SET TASK | Filter these entries, keeping only lines that hold the word "this".

--- START ---

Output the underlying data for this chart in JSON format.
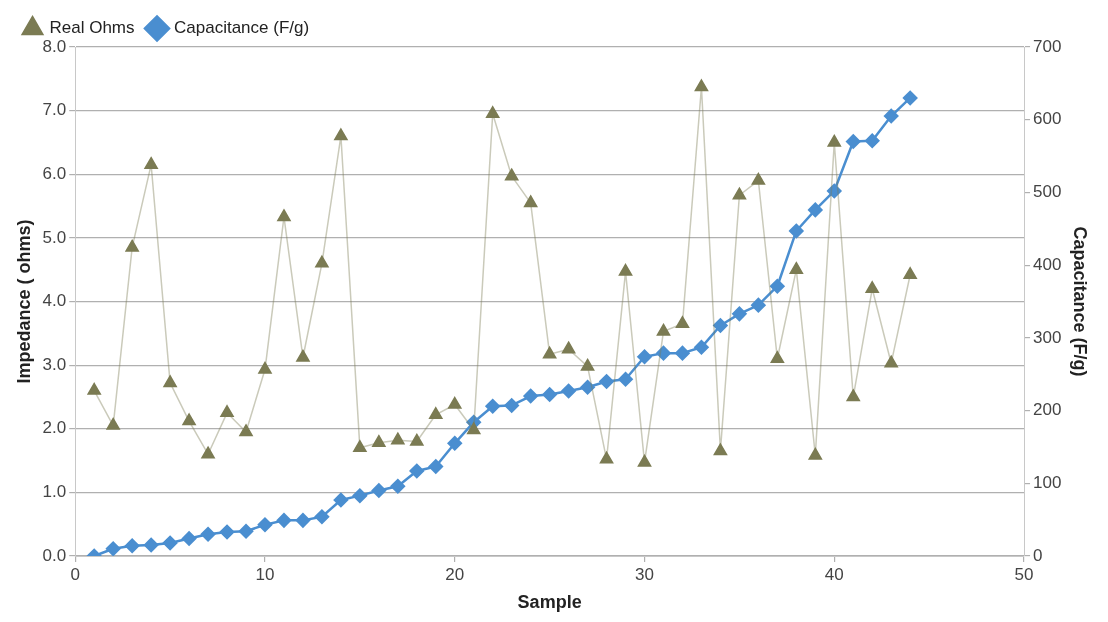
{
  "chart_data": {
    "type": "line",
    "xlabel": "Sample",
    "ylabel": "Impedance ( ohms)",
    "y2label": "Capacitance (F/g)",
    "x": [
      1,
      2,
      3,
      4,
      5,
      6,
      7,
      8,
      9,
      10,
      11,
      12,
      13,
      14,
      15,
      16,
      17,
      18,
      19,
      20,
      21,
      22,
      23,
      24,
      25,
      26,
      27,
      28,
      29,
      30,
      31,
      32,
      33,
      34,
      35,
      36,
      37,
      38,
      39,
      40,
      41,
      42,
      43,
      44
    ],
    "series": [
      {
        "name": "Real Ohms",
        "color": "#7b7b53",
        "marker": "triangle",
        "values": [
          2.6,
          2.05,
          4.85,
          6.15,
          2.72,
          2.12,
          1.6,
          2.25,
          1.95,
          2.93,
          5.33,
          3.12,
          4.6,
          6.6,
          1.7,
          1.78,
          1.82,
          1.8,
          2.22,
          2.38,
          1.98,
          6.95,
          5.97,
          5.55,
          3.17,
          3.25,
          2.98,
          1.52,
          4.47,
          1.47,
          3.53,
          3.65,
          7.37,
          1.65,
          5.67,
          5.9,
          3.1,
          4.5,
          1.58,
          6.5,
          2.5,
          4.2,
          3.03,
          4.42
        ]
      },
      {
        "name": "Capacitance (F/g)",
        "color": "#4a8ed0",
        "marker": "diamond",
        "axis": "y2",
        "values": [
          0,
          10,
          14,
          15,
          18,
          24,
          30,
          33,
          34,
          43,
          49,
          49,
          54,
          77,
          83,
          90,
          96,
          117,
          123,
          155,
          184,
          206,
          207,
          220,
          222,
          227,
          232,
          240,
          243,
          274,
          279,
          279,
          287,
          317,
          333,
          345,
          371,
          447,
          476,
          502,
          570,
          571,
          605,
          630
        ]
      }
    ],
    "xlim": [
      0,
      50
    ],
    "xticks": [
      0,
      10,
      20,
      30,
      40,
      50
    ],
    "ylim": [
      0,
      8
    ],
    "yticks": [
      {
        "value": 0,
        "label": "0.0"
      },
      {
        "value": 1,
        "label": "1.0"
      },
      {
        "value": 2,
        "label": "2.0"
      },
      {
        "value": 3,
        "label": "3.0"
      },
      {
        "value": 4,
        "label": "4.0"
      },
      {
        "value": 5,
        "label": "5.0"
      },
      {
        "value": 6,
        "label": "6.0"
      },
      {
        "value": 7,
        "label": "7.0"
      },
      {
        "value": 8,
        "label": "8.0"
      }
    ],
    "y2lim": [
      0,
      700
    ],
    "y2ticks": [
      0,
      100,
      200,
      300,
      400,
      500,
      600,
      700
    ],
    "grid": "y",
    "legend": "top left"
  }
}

--- END ---
--- START ---

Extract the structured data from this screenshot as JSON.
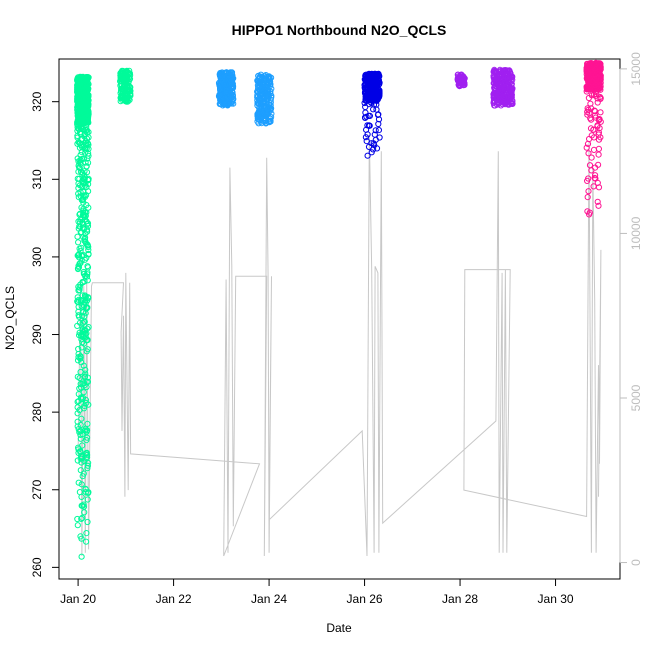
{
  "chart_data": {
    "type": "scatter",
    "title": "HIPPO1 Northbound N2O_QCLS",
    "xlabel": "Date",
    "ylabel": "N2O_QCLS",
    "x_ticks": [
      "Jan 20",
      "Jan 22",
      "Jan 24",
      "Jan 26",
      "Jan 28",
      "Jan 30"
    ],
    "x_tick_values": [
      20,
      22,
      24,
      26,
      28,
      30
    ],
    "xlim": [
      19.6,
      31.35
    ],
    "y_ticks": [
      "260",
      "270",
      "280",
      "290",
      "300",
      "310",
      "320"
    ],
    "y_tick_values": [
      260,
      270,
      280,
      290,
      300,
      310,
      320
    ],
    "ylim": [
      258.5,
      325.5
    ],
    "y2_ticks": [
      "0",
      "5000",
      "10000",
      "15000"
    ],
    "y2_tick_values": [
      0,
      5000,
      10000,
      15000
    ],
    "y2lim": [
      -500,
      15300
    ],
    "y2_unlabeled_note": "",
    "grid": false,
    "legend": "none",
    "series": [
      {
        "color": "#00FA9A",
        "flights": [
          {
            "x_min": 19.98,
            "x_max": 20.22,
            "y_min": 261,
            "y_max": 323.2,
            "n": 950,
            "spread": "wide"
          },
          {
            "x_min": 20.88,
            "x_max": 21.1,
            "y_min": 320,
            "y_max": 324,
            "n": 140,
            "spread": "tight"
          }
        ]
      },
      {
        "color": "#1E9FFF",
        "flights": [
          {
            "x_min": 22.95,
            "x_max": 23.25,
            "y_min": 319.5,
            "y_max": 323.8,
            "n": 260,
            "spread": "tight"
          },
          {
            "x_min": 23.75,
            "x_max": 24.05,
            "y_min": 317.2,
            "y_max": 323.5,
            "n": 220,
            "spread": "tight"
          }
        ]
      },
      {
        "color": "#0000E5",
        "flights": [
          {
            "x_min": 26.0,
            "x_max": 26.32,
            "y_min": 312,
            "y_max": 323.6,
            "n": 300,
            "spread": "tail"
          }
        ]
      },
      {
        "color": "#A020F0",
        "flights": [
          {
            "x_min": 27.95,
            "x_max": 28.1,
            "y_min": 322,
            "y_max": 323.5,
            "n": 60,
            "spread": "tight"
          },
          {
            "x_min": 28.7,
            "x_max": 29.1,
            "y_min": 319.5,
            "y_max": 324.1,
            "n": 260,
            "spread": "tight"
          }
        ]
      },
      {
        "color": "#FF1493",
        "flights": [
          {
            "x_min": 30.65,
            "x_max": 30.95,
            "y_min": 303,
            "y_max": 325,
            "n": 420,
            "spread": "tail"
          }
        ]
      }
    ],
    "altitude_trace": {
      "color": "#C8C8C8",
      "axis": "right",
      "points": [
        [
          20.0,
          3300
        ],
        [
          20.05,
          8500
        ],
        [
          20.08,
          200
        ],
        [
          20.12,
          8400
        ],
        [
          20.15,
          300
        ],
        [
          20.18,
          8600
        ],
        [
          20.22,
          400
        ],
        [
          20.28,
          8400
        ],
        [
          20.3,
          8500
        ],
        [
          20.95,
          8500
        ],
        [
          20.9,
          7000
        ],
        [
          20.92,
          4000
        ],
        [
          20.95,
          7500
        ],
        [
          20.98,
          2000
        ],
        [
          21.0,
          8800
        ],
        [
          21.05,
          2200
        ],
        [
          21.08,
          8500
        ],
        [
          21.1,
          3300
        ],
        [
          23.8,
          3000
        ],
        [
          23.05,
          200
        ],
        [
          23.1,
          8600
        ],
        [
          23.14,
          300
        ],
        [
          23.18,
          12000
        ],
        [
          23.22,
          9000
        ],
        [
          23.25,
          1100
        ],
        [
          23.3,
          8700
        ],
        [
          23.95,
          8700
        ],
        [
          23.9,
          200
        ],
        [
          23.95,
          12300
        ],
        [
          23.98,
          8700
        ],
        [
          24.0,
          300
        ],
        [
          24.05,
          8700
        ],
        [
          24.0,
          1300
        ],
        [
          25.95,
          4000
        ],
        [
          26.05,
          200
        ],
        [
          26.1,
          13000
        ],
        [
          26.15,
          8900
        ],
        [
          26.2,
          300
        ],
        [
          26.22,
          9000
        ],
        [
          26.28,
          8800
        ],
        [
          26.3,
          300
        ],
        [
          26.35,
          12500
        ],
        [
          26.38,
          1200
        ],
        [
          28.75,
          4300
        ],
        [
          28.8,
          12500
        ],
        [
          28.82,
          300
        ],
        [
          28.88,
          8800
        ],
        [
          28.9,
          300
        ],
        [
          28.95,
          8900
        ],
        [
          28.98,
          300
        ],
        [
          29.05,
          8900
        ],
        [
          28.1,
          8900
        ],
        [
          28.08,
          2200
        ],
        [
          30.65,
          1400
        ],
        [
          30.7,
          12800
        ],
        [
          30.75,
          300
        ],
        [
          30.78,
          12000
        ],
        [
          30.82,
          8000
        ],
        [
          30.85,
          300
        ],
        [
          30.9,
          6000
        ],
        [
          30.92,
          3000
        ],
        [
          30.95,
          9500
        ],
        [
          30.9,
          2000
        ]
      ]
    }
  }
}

--- END ---

THE ANSWER |
Output the underlying data for this chart in JSON format.
Extract the structured data from this screenshot as JSON.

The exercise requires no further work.